# Extracted text:
-.-.-
About Dreaming Awake

They say that there is a state known as lucid dreaming, whereby one realises one is dreaming without waking up. With this realisation comes power - the power to fly, to go anywhere in an instant, to have revenge on your enemies or to become a great hero. And all this within your dream, where mere thought directs your experience. Anything you believe you can do, you can do.

We'd use that state for personal gratification, wouldn't we? After all, dreams aren't real, and your dreams are private things that only you experience, so why not? What's the harm?

But what if they're not just your dreams? What if they're everyone's dreams - billions of dream-worlds, combined into one?

And what if those dream-people, when they went to sleep, dreamed of us?

Of course, you're the real person, right? You know the difference between dreaming and being awake. Do they?

Is the real you, the product of nature and nurture, of society's expectations and the limits of your species, truly the real you? Is the dream-you, your self-image, unconstrained by the cage of society and biology, perhaps more true, more real?

What would be the result if, rather than mere idle speculation, this debate became a matter of life and death for two parallel sets of human beings? Two worlds, so different and yet so dependent on each other, are on a collision course.

Why? And how is that even possible?

Who are we, what are we? What do we want, and what do we fear? And what is truly real?

This is Dreaming Awake. It is in equal parts epic fantasy, psychological horror and philosophical treatise. And it might even get written sometime in the next few decades.
-.-.-
# Work to complete:
[A] Reproduce the passage of the Dreaming Awake description from "Why? And how" up to and including "next few decades.".
[B] According to the Dreaming Awake description, what three things is the work in equal parts?

# Extracted material:
-.-.-
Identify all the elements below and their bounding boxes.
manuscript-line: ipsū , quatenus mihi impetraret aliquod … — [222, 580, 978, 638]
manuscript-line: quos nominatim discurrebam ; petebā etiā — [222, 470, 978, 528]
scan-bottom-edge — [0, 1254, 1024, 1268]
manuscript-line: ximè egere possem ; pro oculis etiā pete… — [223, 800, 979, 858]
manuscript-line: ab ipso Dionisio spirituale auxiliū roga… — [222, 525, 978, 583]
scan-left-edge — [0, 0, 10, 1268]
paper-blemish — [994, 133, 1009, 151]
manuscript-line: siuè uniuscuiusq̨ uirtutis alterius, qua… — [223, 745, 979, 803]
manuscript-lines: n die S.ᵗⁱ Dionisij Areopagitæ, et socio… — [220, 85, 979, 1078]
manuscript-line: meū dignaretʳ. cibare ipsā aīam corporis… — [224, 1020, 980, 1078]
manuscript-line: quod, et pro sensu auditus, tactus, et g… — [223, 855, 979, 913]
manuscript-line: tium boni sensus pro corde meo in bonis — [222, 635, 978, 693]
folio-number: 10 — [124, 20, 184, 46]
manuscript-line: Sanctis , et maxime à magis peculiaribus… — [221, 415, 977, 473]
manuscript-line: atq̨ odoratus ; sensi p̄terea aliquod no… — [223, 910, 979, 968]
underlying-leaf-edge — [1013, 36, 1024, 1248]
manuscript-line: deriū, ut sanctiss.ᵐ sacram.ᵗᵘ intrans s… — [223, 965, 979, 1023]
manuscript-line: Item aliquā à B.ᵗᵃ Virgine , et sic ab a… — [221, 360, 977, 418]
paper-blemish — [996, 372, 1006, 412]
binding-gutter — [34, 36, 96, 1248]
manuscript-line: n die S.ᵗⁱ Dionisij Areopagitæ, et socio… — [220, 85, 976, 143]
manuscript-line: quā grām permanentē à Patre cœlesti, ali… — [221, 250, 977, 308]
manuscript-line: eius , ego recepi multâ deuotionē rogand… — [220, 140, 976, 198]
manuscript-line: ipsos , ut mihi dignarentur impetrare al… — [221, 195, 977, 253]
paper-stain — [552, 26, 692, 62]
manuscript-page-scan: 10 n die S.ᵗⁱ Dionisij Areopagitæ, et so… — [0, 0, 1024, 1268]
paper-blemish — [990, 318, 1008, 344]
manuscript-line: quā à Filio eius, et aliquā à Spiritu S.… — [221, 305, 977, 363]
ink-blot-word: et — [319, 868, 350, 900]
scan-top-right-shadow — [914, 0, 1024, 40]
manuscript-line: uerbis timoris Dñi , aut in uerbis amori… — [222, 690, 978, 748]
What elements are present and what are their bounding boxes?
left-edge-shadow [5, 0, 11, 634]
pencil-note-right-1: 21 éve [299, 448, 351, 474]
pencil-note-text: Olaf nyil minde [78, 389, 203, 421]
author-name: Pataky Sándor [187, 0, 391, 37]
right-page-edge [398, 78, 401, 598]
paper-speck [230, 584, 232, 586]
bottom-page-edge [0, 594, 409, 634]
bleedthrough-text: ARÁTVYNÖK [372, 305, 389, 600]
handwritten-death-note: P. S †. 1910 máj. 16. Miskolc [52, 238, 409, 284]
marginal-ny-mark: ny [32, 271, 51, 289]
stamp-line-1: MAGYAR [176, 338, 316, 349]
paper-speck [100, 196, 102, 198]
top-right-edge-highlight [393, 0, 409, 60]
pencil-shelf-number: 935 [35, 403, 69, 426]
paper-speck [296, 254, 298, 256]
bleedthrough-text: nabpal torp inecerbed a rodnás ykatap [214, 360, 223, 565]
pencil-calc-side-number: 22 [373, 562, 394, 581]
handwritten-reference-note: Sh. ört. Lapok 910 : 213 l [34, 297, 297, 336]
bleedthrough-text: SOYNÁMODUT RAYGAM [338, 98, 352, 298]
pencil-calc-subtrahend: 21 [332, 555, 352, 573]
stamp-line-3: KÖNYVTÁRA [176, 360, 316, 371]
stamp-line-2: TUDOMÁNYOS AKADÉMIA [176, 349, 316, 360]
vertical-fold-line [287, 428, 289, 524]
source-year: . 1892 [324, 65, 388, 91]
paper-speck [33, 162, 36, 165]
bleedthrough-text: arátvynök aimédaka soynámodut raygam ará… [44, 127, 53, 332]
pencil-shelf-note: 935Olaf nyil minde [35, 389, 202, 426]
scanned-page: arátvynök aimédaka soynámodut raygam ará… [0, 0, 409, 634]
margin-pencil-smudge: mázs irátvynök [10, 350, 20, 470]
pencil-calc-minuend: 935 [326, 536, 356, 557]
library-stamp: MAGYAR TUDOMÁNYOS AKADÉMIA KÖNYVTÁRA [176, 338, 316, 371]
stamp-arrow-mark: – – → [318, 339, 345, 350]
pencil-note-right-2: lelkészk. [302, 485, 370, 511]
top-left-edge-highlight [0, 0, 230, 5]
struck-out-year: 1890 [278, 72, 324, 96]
-.-.-
# Answers to the problems:
[A]
Why? And how is that even possible?

Who are we, what are we? What do we want, and what do we fear? And what is truly real?

This is Dreaming Awake. It is in equal parts epic fantasy, psychological horror and philosophical treatise. And it might even get written sometime in the next few decades.

[B] Epic fantasy, psychological horror and philosophical treatise.